ACTIVITY: Reproduce the data shown below exactly.

---

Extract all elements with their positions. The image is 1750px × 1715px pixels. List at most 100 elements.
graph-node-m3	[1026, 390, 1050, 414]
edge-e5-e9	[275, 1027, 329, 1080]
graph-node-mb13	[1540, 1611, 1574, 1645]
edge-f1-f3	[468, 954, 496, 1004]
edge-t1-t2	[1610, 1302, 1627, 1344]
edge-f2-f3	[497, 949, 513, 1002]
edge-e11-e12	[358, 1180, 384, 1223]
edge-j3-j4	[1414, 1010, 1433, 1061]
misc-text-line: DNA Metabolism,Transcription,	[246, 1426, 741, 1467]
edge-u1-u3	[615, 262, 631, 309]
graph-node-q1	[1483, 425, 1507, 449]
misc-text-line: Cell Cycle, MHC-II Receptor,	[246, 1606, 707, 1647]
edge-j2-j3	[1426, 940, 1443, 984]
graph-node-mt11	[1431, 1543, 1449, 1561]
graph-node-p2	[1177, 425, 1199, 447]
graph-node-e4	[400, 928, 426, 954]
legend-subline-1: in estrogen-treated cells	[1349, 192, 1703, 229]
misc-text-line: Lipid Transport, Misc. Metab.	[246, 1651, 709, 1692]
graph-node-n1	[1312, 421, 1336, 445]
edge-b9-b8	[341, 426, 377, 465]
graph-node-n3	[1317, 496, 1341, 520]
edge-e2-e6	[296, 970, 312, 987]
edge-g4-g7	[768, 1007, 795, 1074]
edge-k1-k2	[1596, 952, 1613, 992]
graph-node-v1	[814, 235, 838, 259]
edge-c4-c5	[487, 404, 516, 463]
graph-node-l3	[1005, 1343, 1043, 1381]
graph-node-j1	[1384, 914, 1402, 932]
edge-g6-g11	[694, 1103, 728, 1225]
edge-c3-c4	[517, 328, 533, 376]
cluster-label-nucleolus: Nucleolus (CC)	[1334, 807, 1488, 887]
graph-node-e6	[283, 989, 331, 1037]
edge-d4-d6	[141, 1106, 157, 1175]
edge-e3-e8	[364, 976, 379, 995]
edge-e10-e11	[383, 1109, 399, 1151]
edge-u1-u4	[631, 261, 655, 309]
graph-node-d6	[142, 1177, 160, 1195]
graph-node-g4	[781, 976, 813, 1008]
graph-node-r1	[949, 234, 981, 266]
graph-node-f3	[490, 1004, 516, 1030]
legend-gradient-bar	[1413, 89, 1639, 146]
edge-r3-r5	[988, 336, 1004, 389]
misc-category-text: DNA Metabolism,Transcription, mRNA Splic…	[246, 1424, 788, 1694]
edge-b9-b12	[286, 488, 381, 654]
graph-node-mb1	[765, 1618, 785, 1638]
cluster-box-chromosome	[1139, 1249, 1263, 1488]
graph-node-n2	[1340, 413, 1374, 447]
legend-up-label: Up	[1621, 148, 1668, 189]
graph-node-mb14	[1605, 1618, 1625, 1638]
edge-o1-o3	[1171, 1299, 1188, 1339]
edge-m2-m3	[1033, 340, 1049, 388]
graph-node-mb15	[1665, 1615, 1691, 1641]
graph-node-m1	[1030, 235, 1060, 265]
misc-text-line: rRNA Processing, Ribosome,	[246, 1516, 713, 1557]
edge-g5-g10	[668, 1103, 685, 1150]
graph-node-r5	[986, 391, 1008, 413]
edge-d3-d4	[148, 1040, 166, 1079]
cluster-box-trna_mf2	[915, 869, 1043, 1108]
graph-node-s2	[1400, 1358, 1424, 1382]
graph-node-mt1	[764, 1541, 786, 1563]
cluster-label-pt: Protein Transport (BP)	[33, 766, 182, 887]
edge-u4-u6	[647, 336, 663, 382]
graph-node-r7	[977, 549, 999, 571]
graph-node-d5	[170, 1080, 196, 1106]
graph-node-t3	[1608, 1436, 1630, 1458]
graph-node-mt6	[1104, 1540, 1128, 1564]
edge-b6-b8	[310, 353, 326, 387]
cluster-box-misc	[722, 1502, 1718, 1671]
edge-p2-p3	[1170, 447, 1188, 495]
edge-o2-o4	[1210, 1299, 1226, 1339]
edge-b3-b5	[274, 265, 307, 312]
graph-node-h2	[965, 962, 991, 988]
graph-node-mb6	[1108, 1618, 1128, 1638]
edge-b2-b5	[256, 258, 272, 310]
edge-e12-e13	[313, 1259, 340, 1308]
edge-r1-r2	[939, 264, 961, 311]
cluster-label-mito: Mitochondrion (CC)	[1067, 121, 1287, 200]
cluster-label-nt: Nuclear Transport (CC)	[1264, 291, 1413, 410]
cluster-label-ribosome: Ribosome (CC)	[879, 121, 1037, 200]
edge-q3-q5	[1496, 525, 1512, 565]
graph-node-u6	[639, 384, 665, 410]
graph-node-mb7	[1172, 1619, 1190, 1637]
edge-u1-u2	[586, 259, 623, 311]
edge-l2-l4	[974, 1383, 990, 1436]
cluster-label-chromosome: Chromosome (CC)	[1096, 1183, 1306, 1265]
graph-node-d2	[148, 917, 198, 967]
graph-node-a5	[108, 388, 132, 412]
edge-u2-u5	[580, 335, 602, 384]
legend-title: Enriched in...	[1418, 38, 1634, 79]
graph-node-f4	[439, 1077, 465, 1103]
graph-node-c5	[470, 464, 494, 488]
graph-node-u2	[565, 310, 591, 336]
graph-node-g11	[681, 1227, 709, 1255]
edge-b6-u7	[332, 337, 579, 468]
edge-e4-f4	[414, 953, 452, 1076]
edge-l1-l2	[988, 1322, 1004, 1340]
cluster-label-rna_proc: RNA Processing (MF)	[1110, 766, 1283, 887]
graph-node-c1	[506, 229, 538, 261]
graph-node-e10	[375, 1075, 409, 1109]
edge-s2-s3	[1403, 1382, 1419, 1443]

---

RESULT OF THIS TASK:
Extract all elements with their positions. The image is 1750px × 1715px pixels. List at most 100 elements.
graph-node-m3	[1026, 390, 1050, 414]
edge-e5-e9	[275, 1027, 329, 1080]
graph-node-mb13	[1540, 1611, 1574, 1645]
edge-f1-f3	[468, 954, 496, 1004]
edge-t1-t2	[1610, 1302, 1627, 1344]
edge-f2-f3	[497, 949, 513, 1002]
edge-e11-e12	[358, 1180, 384, 1223]
edge-j3-j4	[1414, 1010, 1433, 1061]
misc-text-line: DNA Metabolism,Transcription,	[246, 1426, 741, 1467]
edge-u1-u3	[615, 262, 631, 309]
graph-node-q1	[1483, 425, 1507, 449]
misc-text-line: Cell Cycle, MHC-II Receptor,	[246, 1606, 707, 1647]
edge-j2-j3	[1426, 940, 1443, 984]
graph-node-mt11	[1431, 1543, 1449, 1561]
graph-node-p2	[1177, 425, 1199, 447]
graph-node-e4	[400, 928, 426, 954]
legend-subline-1: in estrogen-treated cells	[1349, 192, 1703, 229]
misc-text-line: Lipid Transport, Misc. Metab.	[246, 1651, 709, 1692]
graph-node-n1	[1312, 421, 1336, 445]
edge-b9-b8	[341, 426, 377, 465]
graph-node-n3	[1317, 496, 1341, 520]
edge-e2-e6	[296, 970, 312, 987]
edge-g4-g7	[768, 1007, 795, 1074]
edge-k1-k2	[1596, 952, 1613, 992]
graph-node-v1	[814, 235, 838, 259]
edge-c4-c5	[487, 404, 516, 463]
graph-node-l3	[1005, 1343, 1043, 1381]
graph-node-j1	[1384, 914, 1402, 932]
edge-g6-g11	[694, 1103, 728, 1225]
edge-c3-c4	[517, 328, 533, 376]
cluster-label-nucleolus: Nucleolus (CC)	[1334, 807, 1488, 887]
graph-node-e6	[283, 989, 331, 1037]
edge-d4-d6	[141, 1106, 157, 1175]
edge-e3-e8	[364, 976, 379, 995]
edge-e10-e11	[383, 1109, 399, 1151]
edge-u1-u4	[631, 261, 655, 309]
graph-node-d6	[142, 1177, 160, 1195]
graph-node-g4	[781, 976, 813, 1008]
graph-node-r1	[949, 234, 981, 266]
graph-node-f3	[490, 1004, 516, 1030]
legend-gradient-bar	[1413, 89, 1639, 146]
edge-r3-r5	[988, 336, 1004, 389]
misc-category-text: DNA Metabolism,Transcription, mRNA Splic…	[246, 1424, 788, 1694]
edge-b9-b12	[286, 488, 381, 654]
graph-node-mb1	[765, 1618, 785, 1638]
cluster-box-chromosome	[1139, 1249, 1263, 1488]
graph-node-n2	[1340, 413, 1374, 447]
legend-up-label: Up	[1621, 148, 1668, 189]
graph-node-mb14	[1605, 1618, 1625, 1638]
edge-o1-o3	[1171, 1299, 1188, 1339]
edge-m2-m3	[1033, 340, 1049, 388]
graph-node-mb15	[1665, 1615, 1691, 1641]
graph-node-m1	[1030, 235, 1060, 265]
misc-text-line: rRNA Processing, Ribosome,	[246, 1516, 713, 1557]
edge-g5-g10	[668, 1103, 685, 1150]
graph-node-r5	[986, 391, 1008, 413]
edge-d3-d4	[148, 1040, 166, 1079]
cluster-box-trna_mf2	[915, 869, 1043, 1108]
graph-node-s2	[1400, 1358, 1424, 1382]
graph-node-mt1	[764, 1541, 786, 1563]
cluster-label-pt: Protein Transport (BP)	[33, 766, 182, 887]
edge-u4-u6	[647, 336, 663, 382]
graph-node-r7	[977, 549, 999, 571]
graph-node-d5	[170, 1080, 196, 1106]
graph-node-t3	[1608, 1436, 1630, 1458]
graph-node-mt6	[1104, 1540, 1128, 1564]
edge-b6-b8	[310, 353, 326, 387]
cluster-box-misc	[722, 1502, 1718, 1671]
edge-p2-p3	[1170, 447, 1188, 495]
edge-o2-o4	[1210, 1299, 1226, 1339]
edge-b3-b5	[274, 265, 307, 312]
graph-node-h2	[965, 962, 991, 988]
graph-node-mb6	[1108, 1618, 1128, 1638]
edge-b2-b5	[256, 258, 272, 310]
edge-e12-e13	[313, 1259, 340, 1308]
edge-r1-r2	[939, 264, 961, 311]
cluster-label-mito: Mitochondrion (CC)	[1067, 121, 1287, 200]
cluster-label-nt: Nuclear Transport (CC)	[1264, 291, 1413, 410]
cluster-label-ribosome: Ribosome (CC)	[879, 121, 1037, 200]
edge-q3-q5	[1496, 525, 1512, 565]
graph-node-u6	[639, 384, 665, 410]
graph-node-mb7	[1172, 1619, 1190, 1637]
edge-u1-u2	[586, 259, 623, 311]
edge-l2-l4	[974, 1383, 990, 1436]
cluster-label-chromosome: Chromosome (CC)	[1096, 1183, 1306, 1265]
graph-node-d2	[148, 917, 198, 967]
graph-node-a5	[108, 388, 132, 412]
edge-u2-u5	[580, 335, 602, 384]
legend-title: Enriched in...	[1418, 38, 1634, 79]
graph-node-f4	[439, 1077, 465, 1103]
graph-node-c5	[470, 464, 494, 488]
graph-node-u2	[565, 310, 591, 336]
graph-node-g11	[681, 1227, 709, 1255]
edge-b6-u7	[332, 337, 579, 468]
edge-e4-f4	[414, 953, 452, 1076]
edge-l1-l2	[988, 1322, 1004, 1340]
cluster-label-rna_proc: RNA Processing (MF)	[1110, 766, 1283, 887]
graph-node-c1	[506, 229, 538, 261]
graph-node-e10	[375, 1075, 409, 1109]
edge-s2-s3	[1403, 1382, 1419, 1443]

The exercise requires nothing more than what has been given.